DATA SECTION:
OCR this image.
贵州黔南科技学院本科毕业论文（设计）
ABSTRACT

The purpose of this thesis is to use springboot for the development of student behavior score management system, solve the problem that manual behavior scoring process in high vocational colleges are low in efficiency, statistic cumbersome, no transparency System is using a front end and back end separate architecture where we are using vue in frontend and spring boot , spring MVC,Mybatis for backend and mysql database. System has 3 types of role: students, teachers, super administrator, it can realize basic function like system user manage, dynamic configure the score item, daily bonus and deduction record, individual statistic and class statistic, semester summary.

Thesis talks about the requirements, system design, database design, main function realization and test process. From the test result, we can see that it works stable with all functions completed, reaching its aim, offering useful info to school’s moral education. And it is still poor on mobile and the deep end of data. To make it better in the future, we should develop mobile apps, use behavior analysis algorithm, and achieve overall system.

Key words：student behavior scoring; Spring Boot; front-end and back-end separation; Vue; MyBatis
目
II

WRITTEN EXERCISE: Lines from the records above that hold "scoring" are the ones to list.

ANSWER TO THE EXERCISE:
The purpose of this thesis is to use springboot for the development of student behavior score management system, solve the problem that manual behavior scoring process in high vocational colleges are low in efficiency, statistic cumbersome, no transparency System is using a front end and back end separate architecture where we are using vue in frontend and spring boot , spring MVC,Mybatis for backend and mysql database. System has 3 types of role: students, teachers, super administrator, it can realize basic function like system user manage, dynamic configure the score item, daily bonus and deduction record, individual statistic and class statistic, semester summary.
Key words：student behavior scoring; Spring Boot; front-end and back-end separation; Vue; MyBatis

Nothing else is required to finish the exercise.